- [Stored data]
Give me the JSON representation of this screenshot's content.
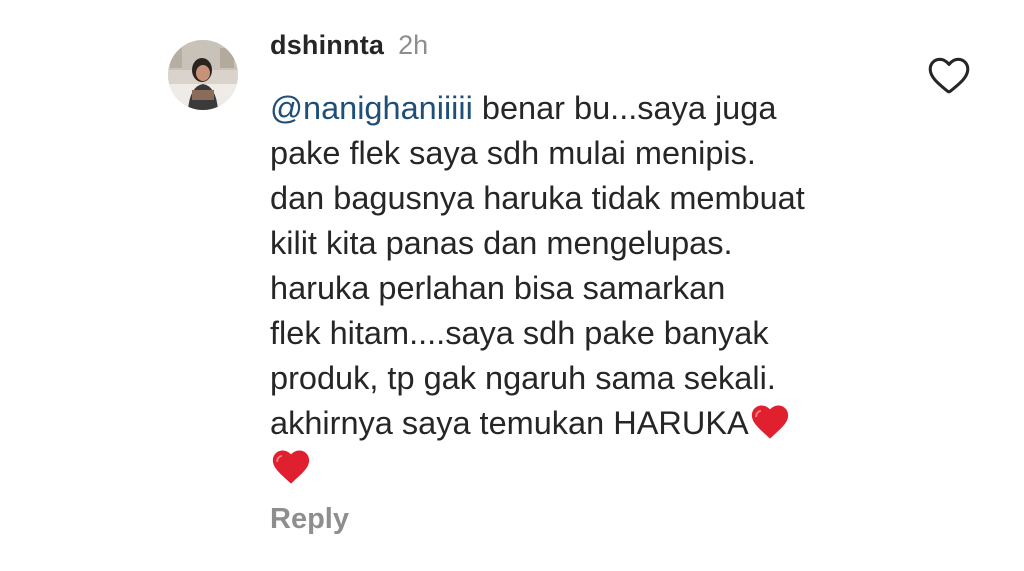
{
  "comment": {
    "username": "dshinnta",
    "timestamp": "2h",
    "mention": "@nanighaniiiii",
    "lines": [
      " benar bu...saya juga",
      "pake flek saya sdh mulai menipis.",
      "dan bagusnya haruka tidak membuat",
      "kilit kita panas dan mengelupas.",
      "haruka perlahan bisa samarkan",
      "flek hitam....saya sdh pake banyak",
      "produk, tp gak ngaruh sama sekali.",
      "akhirnya saya temukan HARUKA"
    ],
    "emoji": [
      "red-heart",
      "red-heart"
    ],
    "reply_label": "Reply",
    "like_icon": "heart-outline-icon",
    "colors": {
      "text": "#262626",
      "muted": "#8e8e8e",
      "mention": "#1f4e79",
      "heart": "#e0202f"
    }
  }
}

- [What this task involves]
Without including any picture, retype the entries exactly.

- [Task result]
Give me the JSON representation of this screenshot's content.
{
  "comment": {
    "username": "dshinnta",
    "timestamp": "2h",
    "mention": "@nanighaniiiii",
    "lines": [
      " benar bu...saya juga",
      "pake flek saya sdh mulai menipis.",
      "dan bagusnya haruka tidak membuat",
      "kilit kita panas dan mengelupas.",
      "haruka perlahan bisa samarkan",
      "flek hitam....saya sdh pake banyak",
      "produk, tp gak ngaruh sama sekali.",
      "akhirnya saya temukan HARUKA"
    ],
    "emoji": [
      "red-heart",
      "red-heart"
    ],
    "reply_label": "Reply",
    "like_icon": "heart-outline-icon",
    "colors": {
      "text": "#262626",
      "muted": "#8e8e8e",
      "mention": "#1f4e79",
      "heart": "#e0202f"
    }
  }
}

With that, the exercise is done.